- [What is needed]
Give the listing again character for character, but drop the images.

- [Data for the task]
────────────────

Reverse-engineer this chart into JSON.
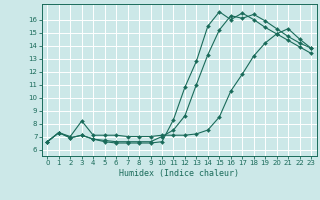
{
  "xlabel": "Humidex (Indice chaleur)",
  "bg_color": "#cce8e8",
  "grid_color": "#ffffff",
  "line_color": "#1a6b5a",
  "xlim": [
    -0.5,
    23.5
  ],
  "ylim": [
    5.5,
    17.2
  ],
  "xticks": [
    0,
    1,
    2,
    3,
    4,
    5,
    6,
    7,
    8,
    9,
    10,
    11,
    12,
    13,
    14,
    15,
    16,
    17,
    18,
    19,
    20,
    21,
    22,
    23
  ],
  "yticks": [
    6,
    7,
    8,
    9,
    10,
    11,
    12,
    13,
    14,
    15,
    16
  ],
  "line1_x": [
    0,
    1,
    2,
    3,
    4,
    5,
    6,
    7,
    8,
    9,
    10,
    11,
    12,
    13,
    14,
    15,
    16,
    17,
    18,
    19,
    20,
    21,
    22,
    23
  ],
  "line1_y": [
    6.6,
    7.3,
    6.9,
    7.1,
    6.8,
    6.7,
    6.6,
    6.6,
    6.6,
    6.6,
    7.0,
    7.5,
    8.6,
    11.0,
    13.3,
    15.2,
    16.3,
    16.1,
    16.4,
    15.9,
    15.3,
    14.7,
    14.2,
    13.8
  ],
  "line2_x": [
    0,
    1,
    2,
    3,
    4,
    5,
    6,
    7,
    8,
    9,
    10,
    11,
    12,
    13,
    14,
    15,
    16,
    17,
    18,
    19,
    20,
    21,
    22,
    23
  ],
  "line2_y": [
    6.6,
    7.3,
    6.9,
    7.1,
    6.8,
    6.6,
    6.5,
    6.5,
    6.5,
    6.5,
    6.6,
    8.3,
    10.8,
    12.8,
    15.5,
    16.6,
    16.0,
    16.5,
    16.0,
    15.4,
    14.9,
    14.4,
    13.9,
    13.4
  ],
  "line3_x": [
    0,
    1,
    2,
    3,
    4,
    5,
    6,
    7,
    8,
    9,
    10,
    11,
    12,
    13,
    14,
    15,
    16,
    17,
    18,
    19,
    20,
    21,
    22,
    23
  ],
  "line3_y": [
    6.6,
    7.3,
    7.0,
    8.2,
    7.1,
    7.1,
    7.1,
    7.0,
    7.0,
    7.0,
    7.1,
    7.1,
    7.1,
    7.2,
    7.5,
    8.5,
    10.5,
    11.8,
    13.2,
    14.2,
    14.9,
    15.3,
    14.5,
    13.8
  ],
  "xlabel_fontsize": 6,
  "tick_fontsize": 5,
  "marker_size": 2.0,
  "line_width": 0.8
}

────────────────

- [The completed task]
Reverse-engineer this chart into JSON.
{
  "xlabel": "Humidex (Indice chaleur)",
  "bg_color": "#cce8e8",
  "grid_color": "#ffffff",
  "line_color": "#1a6b5a",
  "xlim": [
    -0.5,
    23.5
  ],
  "ylim": [
    5.5,
    17.2
  ],
  "xticks": [
    0,
    1,
    2,
    3,
    4,
    5,
    6,
    7,
    8,
    9,
    10,
    11,
    12,
    13,
    14,
    15,
    16,
    17,
    18,
    19,
    20,
    21,
    22,
    23
  ],
  "yticks": [
    6,
    7,
    8,
    9,
    10,
    11,
    12,
    13,
    14,
    15,
    16
  ],
  "line1_x": [
    0,
    1,
    2,
    3,
    4,
    5,
    6,
    7,
    8,
    9,
    10,
    11,
    12,
    13,
    14,
    15,
    16,
    17,
    18,
    19,
    20,
    21,
    22,
    23
  ],
  "line1_y": [
    6.6,
    7.3,
    6.9,
    7.1,
    6.8,
    6.7,
    6.6,
    6.6,
    6.6,
    6.6,
    7.0,
    7.5,
    8.6,
    11.0,
    13.3,
    15.2,
    16.3,
    16.1,
    16.4,
    15.9,
    15.3,
    14.7,
    14.2,
    13.8
  ],
  "line2_x": [
    0,
    1,
    2,
    3,
    4,
    5,
    6,
    7,
    8,
    9,
    10,
    11,
    12,
    13,
    14,
    15,
    16,
    17,
    18,
    19,
    20,
    21,
    22,
    23
  ],
  "line2_y": [
    6.6,
    7.3,
    6.9,
    7.1,
    6.8,
    6.6,
    6.5,
    6.5,
    6.5,
    6.5,
    6.6,
    8.3,
    10.8,
    12.8,
    15.5,
    16.6,
    16.0,
    16.5,
    16.0,
    15.4,
    14.9,
    14.4,
    13.9,
    13.4
  ],
  "line3_x": [
    0,
    1,
    2,
    3,
    4,
    5,
    6,
    7,
    8,
    9,
    10,
    11,
    12,
    13,
    14,
    15,
    16,
    17,
    18,
    19,
    20,
    21,
    22,
    23
  ],
  "line3_y": [
    6.6,
    7.3,
    7.0,
    8.2,
    7.1,
    7.1,
    7.1,
    7.0,
    7.0,
    7.0,
    7.1,
    7.1,
    7.1,
    7.2,
    7.5,
    8.5,
    10.5,
    11.8,
    13.2,
    14.2,
    14.9,
    15.3,
    14.5,
    13.8
  ],
  "xlabel_fontsize": 6,
  "tick_fontsize": 5,
  "marker_size": 2.0,
  "line_width": 0.8
}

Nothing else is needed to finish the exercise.